AIM OF THE EXERCISE. Tally the lines of the data that include the word "title" and state the total, nothing else.

RECORD LIST.
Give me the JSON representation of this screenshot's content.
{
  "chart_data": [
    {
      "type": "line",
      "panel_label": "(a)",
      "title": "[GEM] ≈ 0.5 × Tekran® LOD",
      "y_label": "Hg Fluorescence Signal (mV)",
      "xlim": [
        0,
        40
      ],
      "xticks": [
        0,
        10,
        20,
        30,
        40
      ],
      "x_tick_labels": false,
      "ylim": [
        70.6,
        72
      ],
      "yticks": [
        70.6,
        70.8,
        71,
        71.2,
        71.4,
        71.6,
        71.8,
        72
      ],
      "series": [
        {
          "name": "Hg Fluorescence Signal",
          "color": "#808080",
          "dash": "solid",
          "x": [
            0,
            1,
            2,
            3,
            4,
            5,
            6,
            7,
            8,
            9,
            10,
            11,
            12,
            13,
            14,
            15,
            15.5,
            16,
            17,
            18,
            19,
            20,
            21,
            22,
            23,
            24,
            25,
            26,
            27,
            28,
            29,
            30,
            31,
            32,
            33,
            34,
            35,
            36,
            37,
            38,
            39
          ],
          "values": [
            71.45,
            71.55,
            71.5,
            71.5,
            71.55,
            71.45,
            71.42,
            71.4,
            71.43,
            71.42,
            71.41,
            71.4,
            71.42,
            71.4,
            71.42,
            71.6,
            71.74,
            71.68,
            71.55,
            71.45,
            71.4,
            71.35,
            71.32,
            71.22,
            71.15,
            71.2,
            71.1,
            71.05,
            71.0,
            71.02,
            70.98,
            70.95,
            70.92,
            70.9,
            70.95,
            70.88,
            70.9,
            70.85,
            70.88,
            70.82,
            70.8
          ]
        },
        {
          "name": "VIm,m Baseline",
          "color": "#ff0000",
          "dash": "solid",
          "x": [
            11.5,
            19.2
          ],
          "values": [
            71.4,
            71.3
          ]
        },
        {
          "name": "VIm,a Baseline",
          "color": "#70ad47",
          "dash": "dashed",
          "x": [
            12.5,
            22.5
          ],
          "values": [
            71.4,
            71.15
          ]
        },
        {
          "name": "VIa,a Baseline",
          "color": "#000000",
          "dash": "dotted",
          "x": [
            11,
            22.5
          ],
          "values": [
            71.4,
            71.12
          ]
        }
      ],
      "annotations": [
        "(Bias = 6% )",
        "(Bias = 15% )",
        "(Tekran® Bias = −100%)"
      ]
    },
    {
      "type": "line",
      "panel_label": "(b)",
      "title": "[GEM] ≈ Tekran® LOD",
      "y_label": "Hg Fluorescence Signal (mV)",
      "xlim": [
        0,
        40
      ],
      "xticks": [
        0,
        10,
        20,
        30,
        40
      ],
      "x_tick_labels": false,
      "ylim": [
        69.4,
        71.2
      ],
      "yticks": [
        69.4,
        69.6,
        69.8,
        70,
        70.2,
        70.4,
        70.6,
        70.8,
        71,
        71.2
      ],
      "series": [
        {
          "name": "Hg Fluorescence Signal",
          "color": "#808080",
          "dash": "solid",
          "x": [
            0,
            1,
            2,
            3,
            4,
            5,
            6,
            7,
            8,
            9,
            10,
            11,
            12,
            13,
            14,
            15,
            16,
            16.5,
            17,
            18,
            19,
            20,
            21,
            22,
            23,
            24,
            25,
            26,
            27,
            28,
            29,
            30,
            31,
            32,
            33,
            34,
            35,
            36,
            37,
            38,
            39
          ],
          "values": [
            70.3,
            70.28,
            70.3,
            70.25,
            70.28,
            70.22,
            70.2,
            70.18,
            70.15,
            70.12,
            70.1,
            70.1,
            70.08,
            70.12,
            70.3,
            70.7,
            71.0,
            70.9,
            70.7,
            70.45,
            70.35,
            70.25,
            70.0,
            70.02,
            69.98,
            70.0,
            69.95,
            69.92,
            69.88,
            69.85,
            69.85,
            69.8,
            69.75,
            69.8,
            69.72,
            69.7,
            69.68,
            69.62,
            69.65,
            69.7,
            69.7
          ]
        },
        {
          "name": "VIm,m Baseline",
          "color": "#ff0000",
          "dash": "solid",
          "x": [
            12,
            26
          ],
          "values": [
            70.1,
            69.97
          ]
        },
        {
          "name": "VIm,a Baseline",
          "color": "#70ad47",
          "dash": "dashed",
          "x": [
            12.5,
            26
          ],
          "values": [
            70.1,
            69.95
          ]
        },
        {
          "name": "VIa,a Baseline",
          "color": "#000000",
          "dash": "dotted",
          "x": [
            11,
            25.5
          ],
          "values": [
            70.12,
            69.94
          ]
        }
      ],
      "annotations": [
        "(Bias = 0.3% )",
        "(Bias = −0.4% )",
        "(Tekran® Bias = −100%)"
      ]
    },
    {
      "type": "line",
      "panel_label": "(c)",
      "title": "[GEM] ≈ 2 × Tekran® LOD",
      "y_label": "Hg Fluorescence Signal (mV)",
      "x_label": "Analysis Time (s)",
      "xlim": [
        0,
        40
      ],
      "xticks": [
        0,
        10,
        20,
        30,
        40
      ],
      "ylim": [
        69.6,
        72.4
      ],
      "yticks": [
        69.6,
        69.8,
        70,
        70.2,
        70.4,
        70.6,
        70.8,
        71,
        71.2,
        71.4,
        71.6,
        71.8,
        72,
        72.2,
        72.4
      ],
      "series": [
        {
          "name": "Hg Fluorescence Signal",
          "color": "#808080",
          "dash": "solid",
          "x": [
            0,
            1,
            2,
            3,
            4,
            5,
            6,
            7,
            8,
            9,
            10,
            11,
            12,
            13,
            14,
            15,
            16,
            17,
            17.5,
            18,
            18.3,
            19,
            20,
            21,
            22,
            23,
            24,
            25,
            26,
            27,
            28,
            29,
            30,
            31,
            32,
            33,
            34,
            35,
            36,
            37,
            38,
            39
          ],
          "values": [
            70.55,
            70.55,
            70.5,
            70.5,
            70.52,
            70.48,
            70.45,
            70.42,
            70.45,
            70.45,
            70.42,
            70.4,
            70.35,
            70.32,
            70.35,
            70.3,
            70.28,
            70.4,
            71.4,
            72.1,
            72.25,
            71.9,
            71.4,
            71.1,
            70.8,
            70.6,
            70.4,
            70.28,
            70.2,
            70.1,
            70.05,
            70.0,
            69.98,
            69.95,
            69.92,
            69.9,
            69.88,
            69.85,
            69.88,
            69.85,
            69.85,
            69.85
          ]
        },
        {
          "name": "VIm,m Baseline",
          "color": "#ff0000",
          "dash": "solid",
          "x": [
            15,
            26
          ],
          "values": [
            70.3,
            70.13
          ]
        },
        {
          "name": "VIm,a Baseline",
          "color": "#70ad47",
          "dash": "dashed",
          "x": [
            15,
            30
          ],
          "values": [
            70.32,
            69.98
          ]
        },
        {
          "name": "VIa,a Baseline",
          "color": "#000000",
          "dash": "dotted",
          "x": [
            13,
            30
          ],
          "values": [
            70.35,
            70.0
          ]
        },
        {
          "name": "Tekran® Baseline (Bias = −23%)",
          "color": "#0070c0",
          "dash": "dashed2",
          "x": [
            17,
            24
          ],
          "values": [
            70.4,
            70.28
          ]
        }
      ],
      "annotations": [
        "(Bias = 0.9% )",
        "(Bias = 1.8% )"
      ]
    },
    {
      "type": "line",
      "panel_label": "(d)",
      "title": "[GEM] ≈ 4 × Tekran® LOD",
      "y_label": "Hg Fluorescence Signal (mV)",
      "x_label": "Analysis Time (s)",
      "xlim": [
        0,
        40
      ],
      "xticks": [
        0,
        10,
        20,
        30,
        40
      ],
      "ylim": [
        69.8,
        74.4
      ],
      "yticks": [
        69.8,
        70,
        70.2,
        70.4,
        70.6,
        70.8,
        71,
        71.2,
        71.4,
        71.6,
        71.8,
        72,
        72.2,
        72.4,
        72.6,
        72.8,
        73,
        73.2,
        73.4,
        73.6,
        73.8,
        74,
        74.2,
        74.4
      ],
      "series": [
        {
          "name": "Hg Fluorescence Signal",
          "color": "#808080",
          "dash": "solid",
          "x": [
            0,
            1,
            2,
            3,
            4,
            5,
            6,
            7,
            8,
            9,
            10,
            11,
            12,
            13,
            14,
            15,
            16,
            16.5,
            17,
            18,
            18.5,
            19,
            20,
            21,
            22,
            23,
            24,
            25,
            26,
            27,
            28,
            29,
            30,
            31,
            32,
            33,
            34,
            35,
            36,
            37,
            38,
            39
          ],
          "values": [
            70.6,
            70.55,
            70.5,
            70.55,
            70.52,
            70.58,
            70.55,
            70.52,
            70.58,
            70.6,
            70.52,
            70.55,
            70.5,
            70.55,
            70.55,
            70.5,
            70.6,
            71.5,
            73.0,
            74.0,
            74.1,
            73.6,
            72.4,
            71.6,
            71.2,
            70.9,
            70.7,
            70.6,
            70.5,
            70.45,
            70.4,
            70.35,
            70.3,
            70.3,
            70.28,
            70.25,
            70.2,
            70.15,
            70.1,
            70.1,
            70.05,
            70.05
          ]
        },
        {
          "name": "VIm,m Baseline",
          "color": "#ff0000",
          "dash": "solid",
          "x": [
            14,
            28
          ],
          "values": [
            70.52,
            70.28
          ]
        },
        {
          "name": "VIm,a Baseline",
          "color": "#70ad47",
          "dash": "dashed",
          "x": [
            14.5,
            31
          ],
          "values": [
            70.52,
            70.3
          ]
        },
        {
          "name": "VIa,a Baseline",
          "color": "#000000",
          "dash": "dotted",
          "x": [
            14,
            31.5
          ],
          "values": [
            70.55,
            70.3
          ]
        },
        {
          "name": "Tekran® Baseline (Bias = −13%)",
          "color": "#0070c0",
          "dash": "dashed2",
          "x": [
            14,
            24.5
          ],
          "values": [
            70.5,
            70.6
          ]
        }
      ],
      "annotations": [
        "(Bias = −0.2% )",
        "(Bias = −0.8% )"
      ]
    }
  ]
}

SOLUTION. 4